* Start DATA SHOWN *

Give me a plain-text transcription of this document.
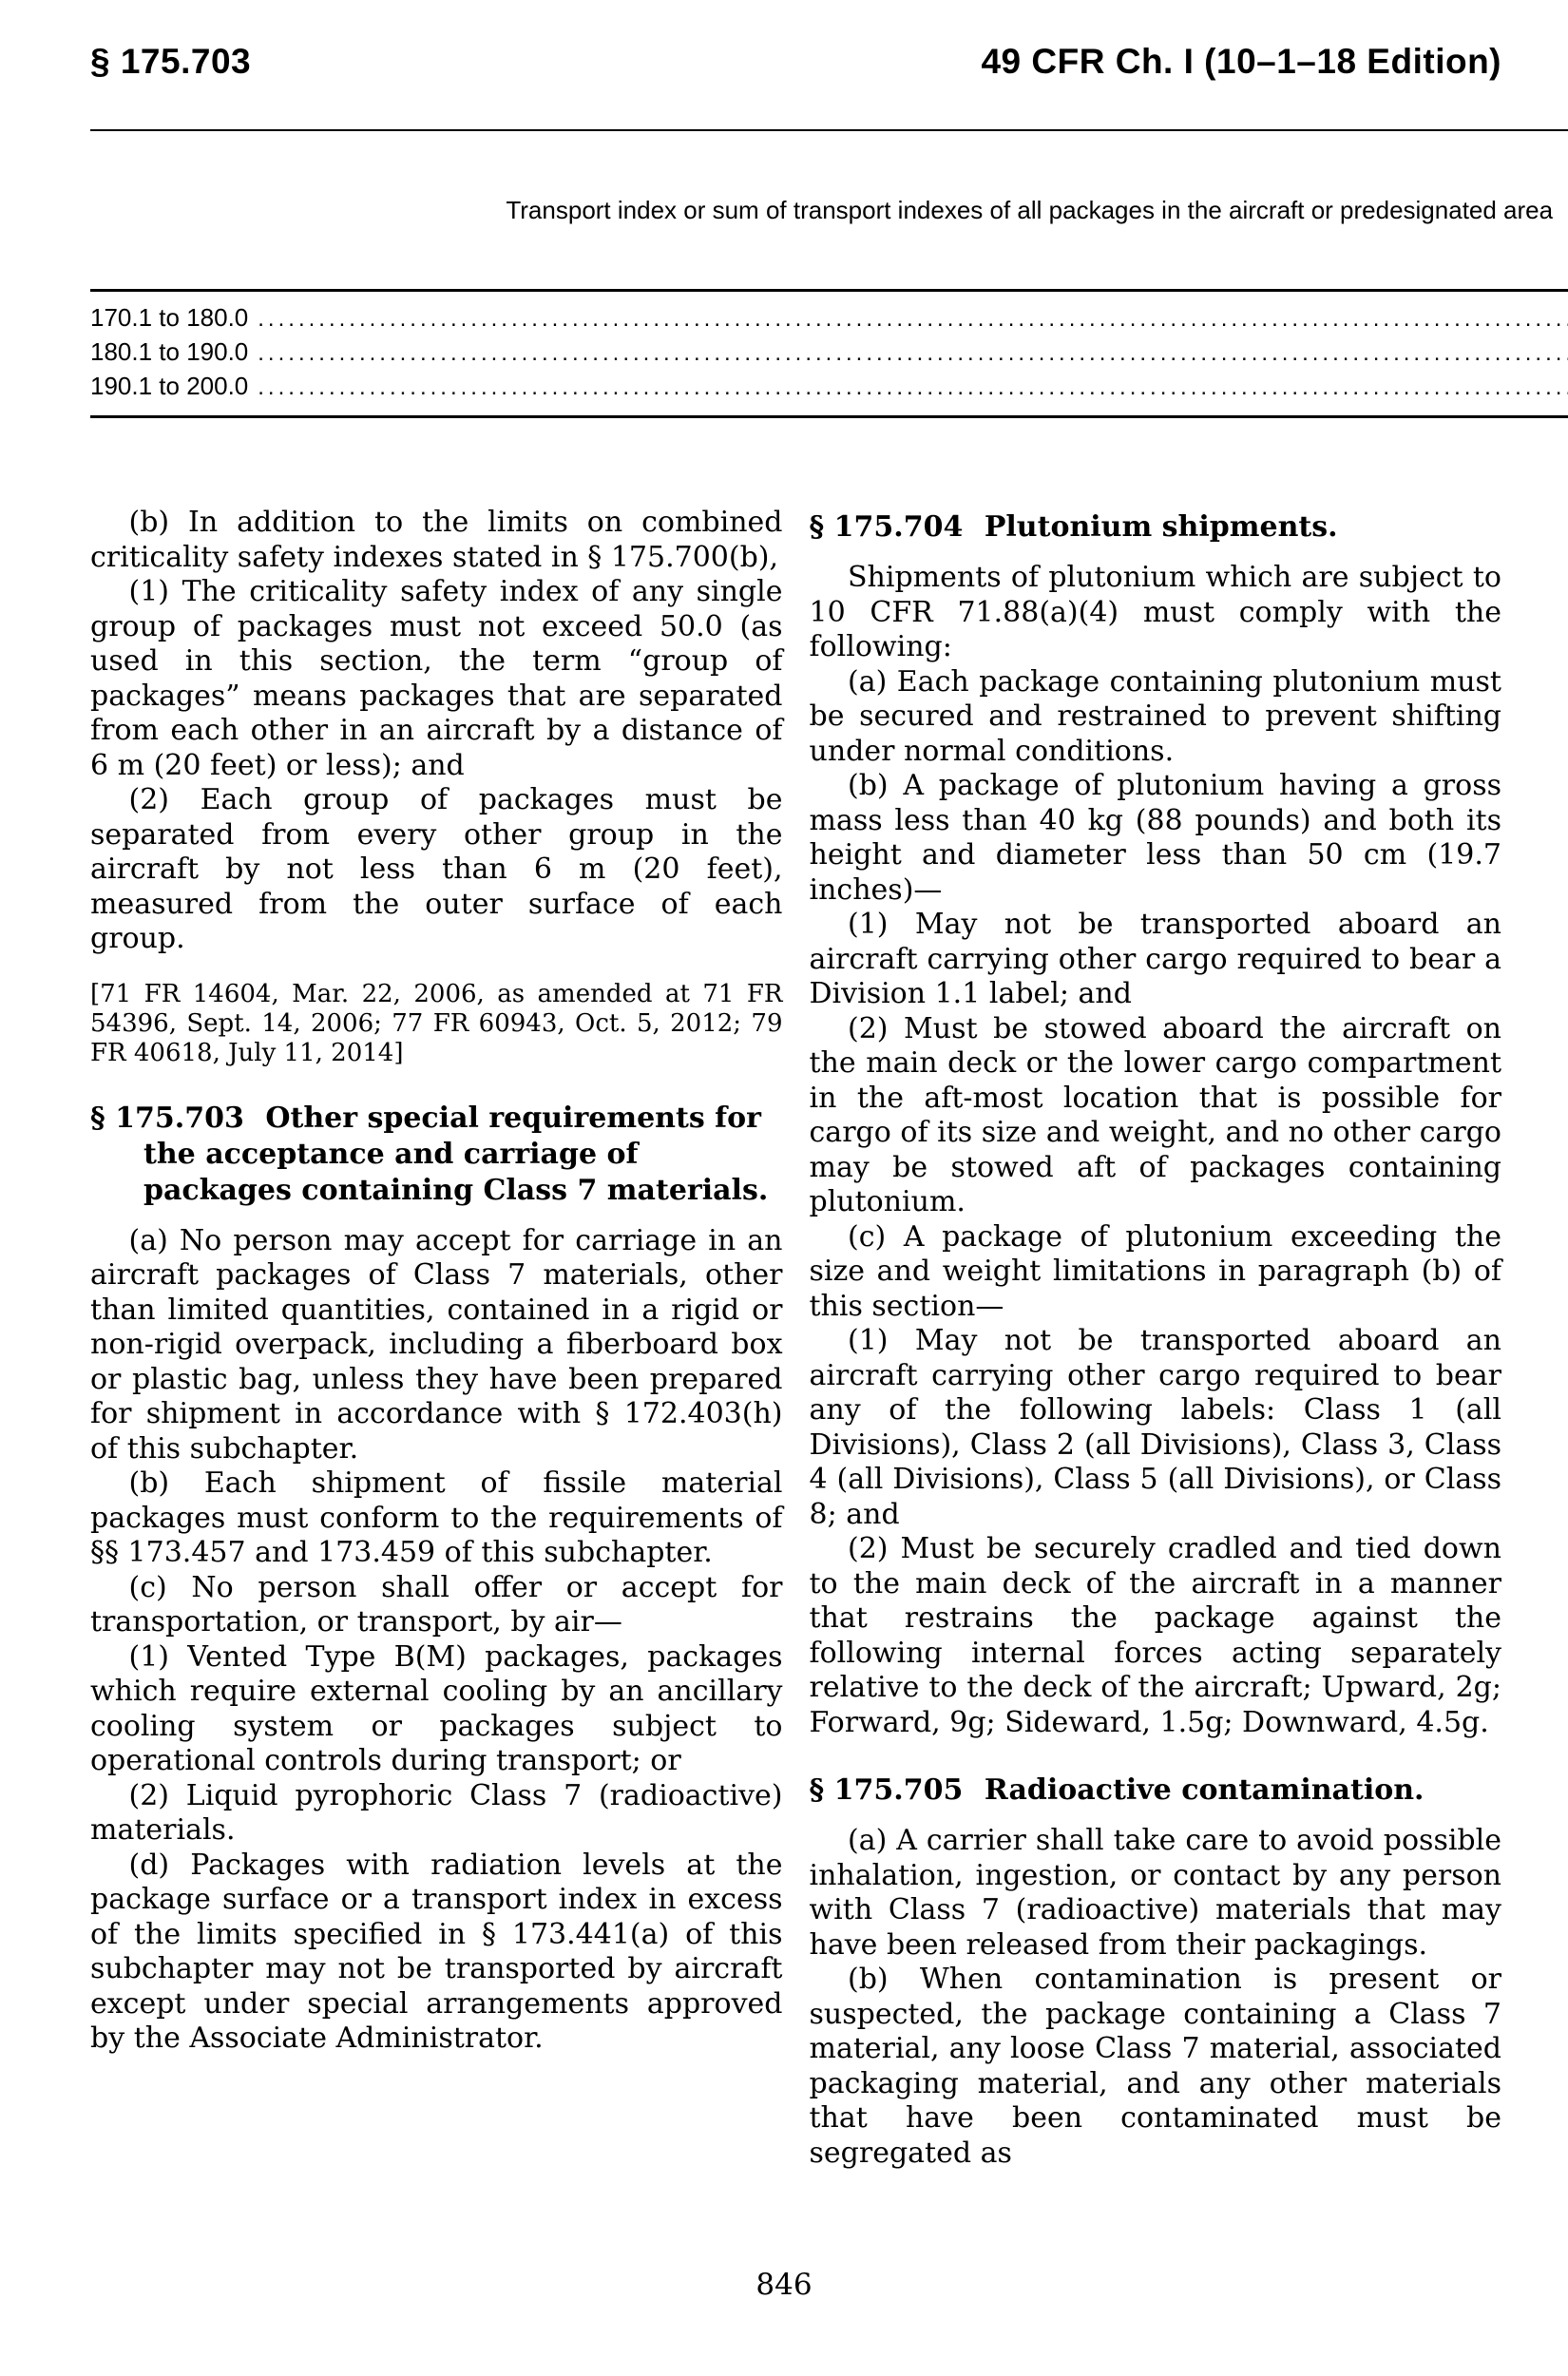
§ 175.703	49 CFR Ch. I (10–1–18 Edition)
Transport index or sum of transport indexes of all packages in the aircraft or predesignated area	

170.1 to 180.0
.....

180.1 to 190.0
.....

190.1 to 200.0
.....

(b) In addition to the limits on combined criticality safety indexes stated in § 175.700(b),

(1) The criticality safety index of any single group of packages must not exceed 50.0 (as used in this section, the term “group of packages” means packages that are separated from each other in an aircraft by a distance of 6 m (20 feet) or less); and

(2) Each group of packages must be separated from every other group in the aircraft by not less than 6 m (20 feet), measured from the outer surface of each group.

[71 FR 14604, Mar. 22, 2006, as amended at 71 FR 54396, Sept. 14, 2006; 77 FR 60943, Oct. 5, 2012; 79 FR 40618, July 11, 2014]

§ 175.703 Other special requirements for the acceptance and carriage of packages containing Class 7 materials.

(a) No person may accept for carriage in an aircraft packages of Class 7 materials, other than limited quantities, contained in a rigid or non-rigid overpack, including a fiberboard box or plastic bag, unless they have been prepared for shipment in accordance with § 172.403(h) of this subchapter.

(b) Each shipment of fissile material packages must conform to the requirements of §§ 173.457 and 173.459 of this subchapter.

(c) No person shall offer or accept for transportation, or transport, by air—

(1) Vented Type B(M) packages, packages which require external cooling by an ancillary cooling system or packages subject to operational controls during transport; or

(2) Liquid pyrophoric Class 7 (radioactive) materials.

(d) Packages with radiation levels at the package surface or a transport index in excess of the limits specified in § 173.441(a) of this subchapter may not be transported by aircraft except under special arrangements approved by the Associate Administrator.

§ 175.704 Plutonium shipments.

Shipments of plutonium which are subject to 10 CFR 71.88(a)(4) must comply with the following:

(a) Each package containing plutonium must be secured and restrained to prevent shifting under normal conditions.

(b) A package of plutonium having a gross mass less than 40 kg (88 pounds) and both its height and diameter less than 50 cm (19.7 inches)—

(1) May not be transported aboard an aircraft carrying other cargo required to bear a Division 1.1 label; and

(2) Must be stowed aboard the aircraft on the main deck or the lower cargo compartment in the aft-most location that is possible for cargo of its size and weight, and no other cargo may be stowed aft of packages containing plutonium.

(c) A package of plutonium exceeding the size and weight limitations in paragraph (b) of this section—

(1) May not be transported aboard an aircraft carrying other cargo required to bear any of the following labels: Class 1 (all Divisions), Class 2 (all Divisions), Class 3, Class 4 (all Divisions), Class 5 (all Divisions), or Class 8; and

(2) Must be securely cradled and tied down to the main deck of the aircraft in a manner that restrains the package against the following internal forces acting separately relative to the deck of the aircraft; Upward, 2g; Forward, 9g; Sideward, 1.5g; Downward, 4.5g.

§ 175.705 Radioactive contamination.

(a) A carrier shall take care to avoid possible inhalation, ingestion, or contact by any person with Class 7 (radioactive) materials that may have been released from their packagings.

(b) When contamination is present or suspected, the package containing a Class 7 material, any loose Class 7 material, associated packaging material, and any other materials that have been contaminated must be segregated as

846
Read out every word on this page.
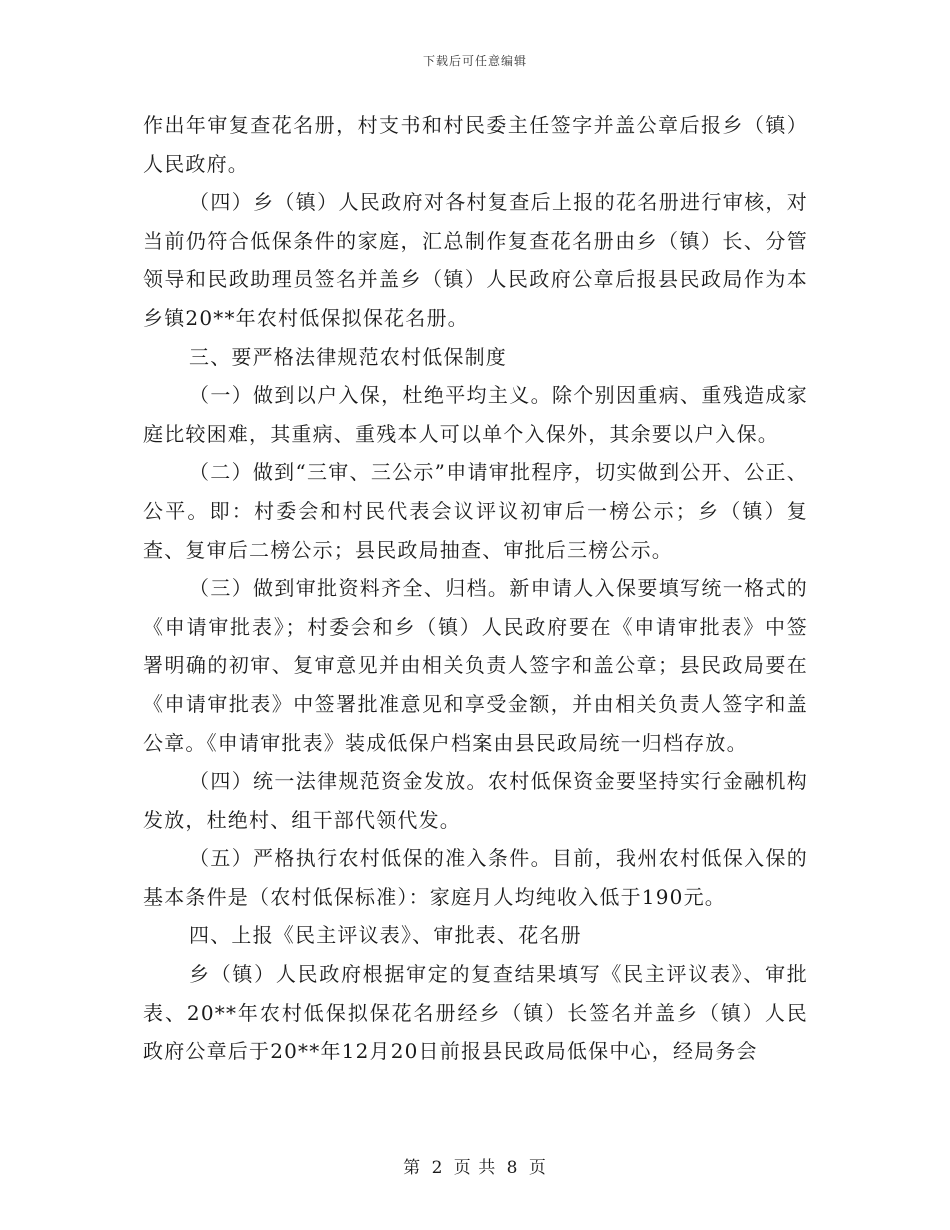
下载后可任意编辑

作出年审复查花名册，村支书和村民委主任签字并盖公章后报乡（镇）人民政府。

（四）乡（镇）人民政府对各村复查后上报的花名册进行审核，对当前仍符合低保条件的家庭，汇总制作复查花名册由乡（镇）长、分管领导和民政助理员签名并盖乡（镇）人民政府公章后报县民政局作为本乡镇20**年农村低保拟保花名册。

三、要严格法律规范农村低保制度

（一）做到以户入保，杜绝平均主义。除个别因重病、重残造成家庭比较困难，其重病、重残本人可以单个入保外，其余要以户入保。

（二）做到“三审、三公示”申请审批程序，切实做到公开、公正、公平。即：村委会和村民代表会议评议初审后一榜公示；乡（镇）复查、复审后二榜公示；县民政局抽查、审批后三榜公示。

（三）做到审批资料齐全、归档。新申请人入保要填写统一格式的《申请审批表》；村委会和乡（镇）人民政府要在《申请审批表》中签署明确的初审、复审意见并由相关负责人签字和盖公章；县民政局要在《申请审批表》中签署批准意见和享受金额，并由相关负责人签字和盖公章。《申请审批表》装成低保户档案由县民政局统一归档存放。

（四）统一法律规范资金发放。农村低保资金要坚持实行金融机构发放，杜绝村、组干部代领代发。

（五）严格执行农村低保的准入条件。目前，我州农村低保入保的基本条件是（农村低保标准）：家庭月人均纯收入低于190元。

四、上报《民主评议表》、审批表、花名册

乡（镇）人民政府根据审定的复查结果填写《民主评议表》、审批表、20**年农村低保拟保花名册经乡（镇）长签名并盖乡（镇）人民政府公章后于20**年12月20日前报县民政局低保中心，经局务会

第 2 页 共 8 页
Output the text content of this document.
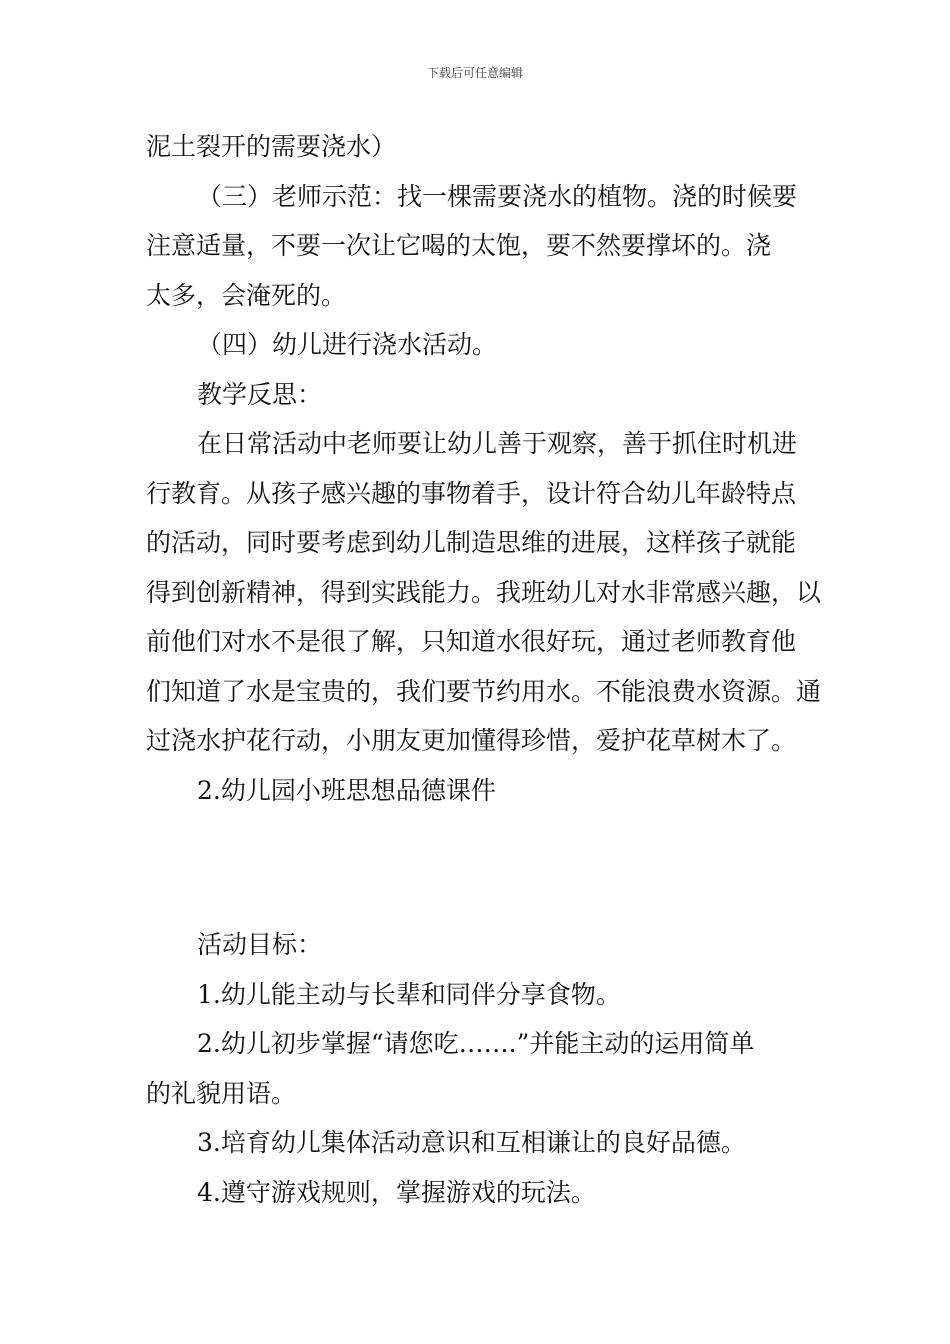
下载后可任意编辑

泥土裂开的需要浇水）

（三）老师示范：找一棵需要浇水的植物。浇的时候要

注意适量，不要一次让它喝的太饱，要不然要撑坏的。浇

太多，会淹死的。

（四）幼儿进行浇水活动。

教学反思：

在日常活动中老师要让幼儿善于观察，善于抓住时机进

行教育。从孩子感兴趣的事物着手，设计符合幼儿年龄特点

的活动，同时要考虑到幼儿制造思维的进展，这样孩子就能

得到创新精神，得到实践能力。我班幼儿对水非常感兴趣，以

前他们对水不是很了解，只知道水很好玩，通过老师教育他

们知道了水是宝贵的，我们要节约用水。不能浪费水资源。通

过浇水护花行动，小朋友更加懂得珍惜，爱护花草树木了。

2.幼儿园小班思想品德课件

活动目标：

1.幼儿能主动与长辈和同伴分享食物。

2.幼儿初步掌握“请您吃…….”并能主动的运用简单

的礼貌用语。

3.培育幼儿集体活动意识和互相谦让的良好品德。

4.遵守游戏规则，掌握游戏的玩法。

* End DATA SHOWN *

• EXERCISE
Using the listing above, show each line holding the string "subject".

• RESPONSE FOR THIS EXERCISE
(1) Vented Type B(M) packages, packages which require external cooling by an ancillary cooling system or packages subject to operational controls during transport; or
Shipments of plutonium which are subject to 10 CFR 71.88(a)(4) must comply with the following:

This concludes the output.